● **Work to complete**
For every line in the records that has the word "function", make a copy.

● **Extracted records**

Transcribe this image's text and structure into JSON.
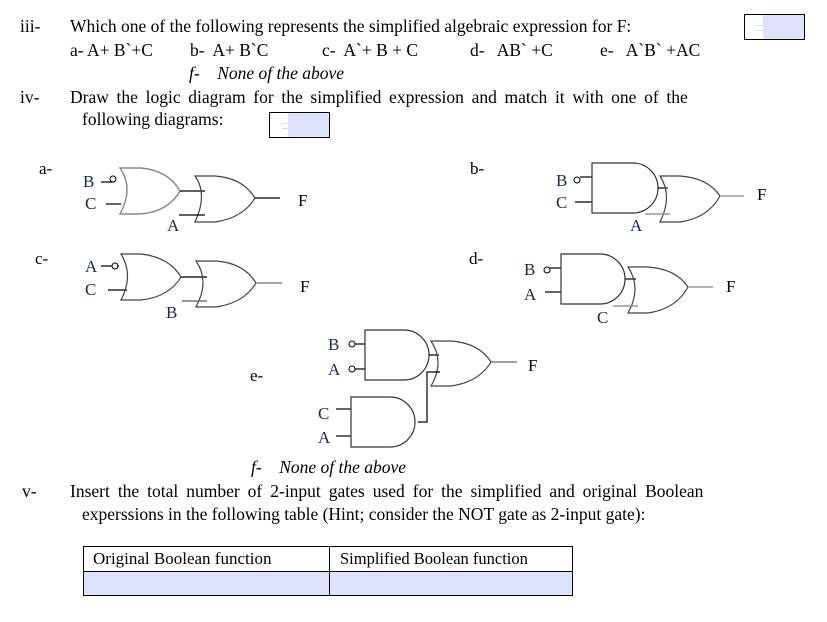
{
  "q3": {
    "num": "iii-",
    "question": "Which one of the following represents the simplified algebraic expression for F:",
    "options": [
      {
        "key": "a-",
        "text": "A+ B`+C"
      },
      {
        "key": "b-",
        "text": "A+ B`C"
      },
      {
        "key": "c-",
        "text": "A`+ B + C"
      },
      {
        "key": "d-",
        "text": "AB` +C"
      },
      {
        "key": "e-",
        "text": "A`B` +AC"
      },
      {
        "key": "f-",
        "text": "None of the above"
      }
    ],
    "answer_value": ""
  },
  "q4": {
    "num": "iv-",
    "question_line1": "Draw the logic diagram for the simplified expression and match it with one of the",
    "question_line2": "following diagrams:",
    "answer_value": "",
    "diagrams": {
      "a": {
        "key": "a-",
        "gate1": "OR",
        "gate1_inputs": [
          "B",
          "C"
        ],
        "inverted": [
          "B"
        ],
        "gate2": "OR",
        "gate2_input": "A",
        "output": "F"
      },
      "b": {
        "key": "b-",
        "gate1": "AND",
        "gate1_inputs": [
          "B",
          "C"
        ],
        "inverted": [
          "B"
        ],
        "gate2": "OR",
        "gate2_input": "A",
        "output": "F"
      },
      "c": {
        "key": "c-",
        "gate1": "OR",
        "gate1_inputs": [
          "A",
          "C"
        ],
        "inverted": [
          "A"
        ],
        "gate2": "OR",
        "gate2_input": "B",
        "output": "F"
      },
      "d": {
        "key": "d-",
        "gate1": "AND",
        "gate1_inputs": [
          "B",
          "A"
        ],
        "inverted": [
          "B"
        ],
        "gate2": "OR",
        "gate2_input": "C",
        "output": "F"
      },
      "e": {
        "key": "e-",
        "gate1": "AND",
        "gate1_inputs": [
          "B",
          "A"
        ],
        "inverted": [
          "B",
          "A"
        ],
        "gate3": "AND",
        "gate3_inputs": [
          "C",
          "A"
        ],
        "gate2": "OR",
        "output": "F"
      }
    },
    "option_f": {
      "key": "f-",
      "text": "None of the above"
    }
  },
  "q5": {
    "num": "v-",
    "question_line1": "Insert the total number of 2-input gates used for the simplified and original Boolean",
    "question_line2": "experssions in the following table (Hint; consider the NOT gate as 2-input gate):",
    "table": {
      "headers": [
        "Original Boolean function",
        "Simplified Boolean function"
      ],
      "values": [
        "",
        ""
      ]
    }
  }
}
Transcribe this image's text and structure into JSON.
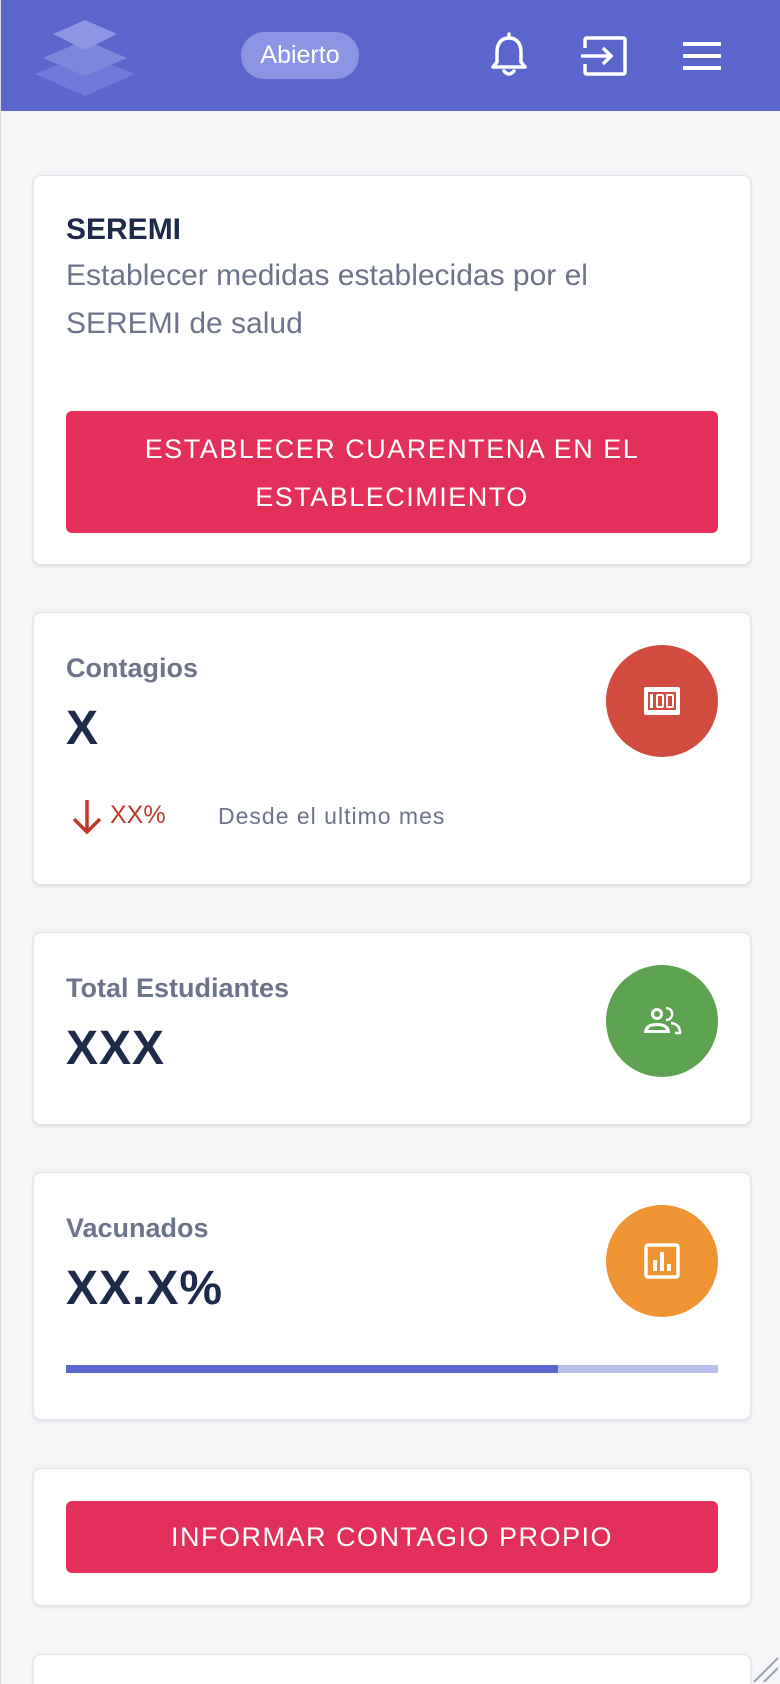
{
  "header": {
    "status_label": "Abierto",
    "icons": [
      "layers-logo-icon",
      "bell-icon",
      "login-icon",
      "menu-icon"
    ]
  },
  "seremi_card": {
    "title": "SEREMI",
    "description": "Establecer medidas establecidas por el SEREMI de salud",
    "button_line1": "ESTABLECER CUARENTENA EN EL",
    "button_line2": "ESTABLECIMIENTO"
  },
  "contagios_card": {
    "label": "Contagios",
    "value": "X",
    "trend_value": "XX%",
    "trend_note": "Desde el ultimo mes",
    "icon": "counter-100-icon",
    "icon_color": "#d14b3f"
  },
  "estudiantes_card": {
    "label": "Total Estudiantes",
    "value": "XXX",
    "icon": "people-icon",
    "icon_color": "#5ea352"
  },
  "vacunados_card": {
    "label": "Vacunados",
    "value": "XX.X%",
    "progress_fraction": 0.755,
    "icon": "bar-chart-icon",
    "icon_color": "#ee9433"
  },
  "report_card": {
    "button_label": "INFORMAR CONTAGIO PROPIO"
  },
  "colors": {
    "header": "#5b66cc",
    "accent_red": "#e3305b",
    "trend_down": "#c0392b"
  }
}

● **Exercise solution**
        "Original Boolean function",
        "Simplified Boolean function"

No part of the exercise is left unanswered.